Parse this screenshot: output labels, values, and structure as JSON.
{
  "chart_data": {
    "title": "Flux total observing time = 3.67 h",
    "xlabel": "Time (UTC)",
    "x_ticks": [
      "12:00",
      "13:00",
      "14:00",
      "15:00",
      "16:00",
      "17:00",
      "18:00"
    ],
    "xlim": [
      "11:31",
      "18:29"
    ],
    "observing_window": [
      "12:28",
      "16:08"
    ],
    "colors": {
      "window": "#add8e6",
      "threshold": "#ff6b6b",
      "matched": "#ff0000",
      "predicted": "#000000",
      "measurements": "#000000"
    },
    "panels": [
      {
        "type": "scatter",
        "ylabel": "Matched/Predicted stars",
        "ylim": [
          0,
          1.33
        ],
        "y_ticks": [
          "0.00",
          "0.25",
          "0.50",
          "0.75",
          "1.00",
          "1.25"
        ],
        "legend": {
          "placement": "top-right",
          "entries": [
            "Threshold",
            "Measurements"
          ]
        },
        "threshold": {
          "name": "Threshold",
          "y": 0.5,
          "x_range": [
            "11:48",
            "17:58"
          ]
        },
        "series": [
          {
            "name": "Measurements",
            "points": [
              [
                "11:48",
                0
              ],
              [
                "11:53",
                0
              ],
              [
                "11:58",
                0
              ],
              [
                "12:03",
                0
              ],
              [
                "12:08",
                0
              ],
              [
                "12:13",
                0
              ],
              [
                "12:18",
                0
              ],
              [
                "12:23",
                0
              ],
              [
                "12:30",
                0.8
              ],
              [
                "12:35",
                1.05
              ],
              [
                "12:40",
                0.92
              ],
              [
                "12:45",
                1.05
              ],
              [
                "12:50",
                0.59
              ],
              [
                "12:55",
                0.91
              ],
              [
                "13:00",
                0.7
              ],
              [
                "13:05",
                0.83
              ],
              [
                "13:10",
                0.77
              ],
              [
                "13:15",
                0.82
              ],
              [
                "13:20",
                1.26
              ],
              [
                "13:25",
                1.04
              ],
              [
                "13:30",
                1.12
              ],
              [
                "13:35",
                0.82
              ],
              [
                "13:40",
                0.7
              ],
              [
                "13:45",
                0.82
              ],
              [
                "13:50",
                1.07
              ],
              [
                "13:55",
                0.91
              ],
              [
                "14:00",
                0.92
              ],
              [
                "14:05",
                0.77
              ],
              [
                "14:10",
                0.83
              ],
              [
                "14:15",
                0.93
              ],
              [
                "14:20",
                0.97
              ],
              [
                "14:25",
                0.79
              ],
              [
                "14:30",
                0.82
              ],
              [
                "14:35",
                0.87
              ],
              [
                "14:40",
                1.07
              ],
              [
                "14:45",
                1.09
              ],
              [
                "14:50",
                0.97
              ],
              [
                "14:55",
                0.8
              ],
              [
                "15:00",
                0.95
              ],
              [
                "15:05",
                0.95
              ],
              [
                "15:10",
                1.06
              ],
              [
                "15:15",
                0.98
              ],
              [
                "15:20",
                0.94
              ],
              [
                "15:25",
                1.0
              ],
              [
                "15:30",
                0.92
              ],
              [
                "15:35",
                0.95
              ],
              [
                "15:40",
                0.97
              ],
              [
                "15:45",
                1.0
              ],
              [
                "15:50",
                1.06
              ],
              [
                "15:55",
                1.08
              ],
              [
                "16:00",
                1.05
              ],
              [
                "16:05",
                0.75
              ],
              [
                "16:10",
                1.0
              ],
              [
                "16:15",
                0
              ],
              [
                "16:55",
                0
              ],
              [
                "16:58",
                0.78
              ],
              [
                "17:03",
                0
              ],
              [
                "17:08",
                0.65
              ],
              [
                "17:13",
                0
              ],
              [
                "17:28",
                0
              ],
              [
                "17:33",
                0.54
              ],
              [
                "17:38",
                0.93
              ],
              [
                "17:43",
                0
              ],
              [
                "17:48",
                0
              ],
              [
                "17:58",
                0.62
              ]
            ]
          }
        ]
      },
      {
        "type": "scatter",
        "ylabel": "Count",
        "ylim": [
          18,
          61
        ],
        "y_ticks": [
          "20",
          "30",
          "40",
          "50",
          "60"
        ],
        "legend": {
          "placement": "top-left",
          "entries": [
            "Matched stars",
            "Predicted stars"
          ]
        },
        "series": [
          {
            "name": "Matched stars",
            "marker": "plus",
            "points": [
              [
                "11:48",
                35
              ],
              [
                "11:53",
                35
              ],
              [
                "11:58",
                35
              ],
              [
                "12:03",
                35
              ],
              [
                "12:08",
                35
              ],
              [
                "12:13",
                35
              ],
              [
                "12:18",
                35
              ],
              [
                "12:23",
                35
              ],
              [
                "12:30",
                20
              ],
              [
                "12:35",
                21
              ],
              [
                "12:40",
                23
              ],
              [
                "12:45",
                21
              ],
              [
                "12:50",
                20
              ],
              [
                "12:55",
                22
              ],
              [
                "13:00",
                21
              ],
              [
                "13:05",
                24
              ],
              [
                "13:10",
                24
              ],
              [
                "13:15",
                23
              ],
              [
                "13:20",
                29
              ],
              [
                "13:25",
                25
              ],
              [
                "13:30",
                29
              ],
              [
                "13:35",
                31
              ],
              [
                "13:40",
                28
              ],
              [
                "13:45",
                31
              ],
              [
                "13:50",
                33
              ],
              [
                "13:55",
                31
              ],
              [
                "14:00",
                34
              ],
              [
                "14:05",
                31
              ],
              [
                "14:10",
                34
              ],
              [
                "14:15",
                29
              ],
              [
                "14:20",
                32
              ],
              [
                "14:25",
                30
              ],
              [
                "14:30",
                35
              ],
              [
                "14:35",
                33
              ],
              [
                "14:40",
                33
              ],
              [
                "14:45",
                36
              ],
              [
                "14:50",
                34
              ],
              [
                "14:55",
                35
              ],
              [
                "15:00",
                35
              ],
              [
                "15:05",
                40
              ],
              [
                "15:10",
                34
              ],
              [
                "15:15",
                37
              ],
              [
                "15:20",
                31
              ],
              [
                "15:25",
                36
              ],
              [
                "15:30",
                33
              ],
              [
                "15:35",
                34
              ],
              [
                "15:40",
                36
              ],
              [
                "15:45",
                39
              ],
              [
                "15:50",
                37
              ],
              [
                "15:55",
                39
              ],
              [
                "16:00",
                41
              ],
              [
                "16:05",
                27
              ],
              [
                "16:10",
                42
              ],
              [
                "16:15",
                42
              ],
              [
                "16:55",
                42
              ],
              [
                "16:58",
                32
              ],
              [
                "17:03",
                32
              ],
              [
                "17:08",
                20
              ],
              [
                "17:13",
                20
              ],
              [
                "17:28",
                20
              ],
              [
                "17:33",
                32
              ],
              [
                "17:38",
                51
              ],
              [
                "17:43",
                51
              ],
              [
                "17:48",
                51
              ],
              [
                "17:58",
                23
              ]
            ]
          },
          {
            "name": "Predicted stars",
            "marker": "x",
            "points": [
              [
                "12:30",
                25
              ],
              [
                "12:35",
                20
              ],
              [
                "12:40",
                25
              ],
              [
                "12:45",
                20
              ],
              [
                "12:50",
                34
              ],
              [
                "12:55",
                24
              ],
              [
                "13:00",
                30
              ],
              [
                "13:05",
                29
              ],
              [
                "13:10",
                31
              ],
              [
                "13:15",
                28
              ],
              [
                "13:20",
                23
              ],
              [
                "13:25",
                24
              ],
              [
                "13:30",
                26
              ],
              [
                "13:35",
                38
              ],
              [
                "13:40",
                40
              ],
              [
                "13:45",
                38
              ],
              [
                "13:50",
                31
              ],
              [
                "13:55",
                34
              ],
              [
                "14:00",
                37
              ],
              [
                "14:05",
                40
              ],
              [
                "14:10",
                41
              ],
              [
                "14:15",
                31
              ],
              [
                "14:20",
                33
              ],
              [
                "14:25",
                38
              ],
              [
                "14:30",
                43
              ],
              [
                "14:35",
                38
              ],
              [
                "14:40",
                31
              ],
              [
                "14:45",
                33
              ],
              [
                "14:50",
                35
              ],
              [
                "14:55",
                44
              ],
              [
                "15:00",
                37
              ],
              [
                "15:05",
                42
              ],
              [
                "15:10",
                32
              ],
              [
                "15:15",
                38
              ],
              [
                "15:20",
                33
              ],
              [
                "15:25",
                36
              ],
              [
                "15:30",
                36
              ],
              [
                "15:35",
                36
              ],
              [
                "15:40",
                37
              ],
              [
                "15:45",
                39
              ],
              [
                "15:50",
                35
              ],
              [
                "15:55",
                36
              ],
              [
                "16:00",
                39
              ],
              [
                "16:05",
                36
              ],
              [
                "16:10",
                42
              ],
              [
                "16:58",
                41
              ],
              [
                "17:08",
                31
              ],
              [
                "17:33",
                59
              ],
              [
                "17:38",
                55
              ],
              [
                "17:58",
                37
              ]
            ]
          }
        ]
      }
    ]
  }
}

# THE REQUEST
Find each line holding the word "name" and copy it.

# ANSWER TO THE EXERCISE
          "name": "Threshold",
            "name": "Measurements",
            "name": "Matched stars",
            "name": "Predicted stars",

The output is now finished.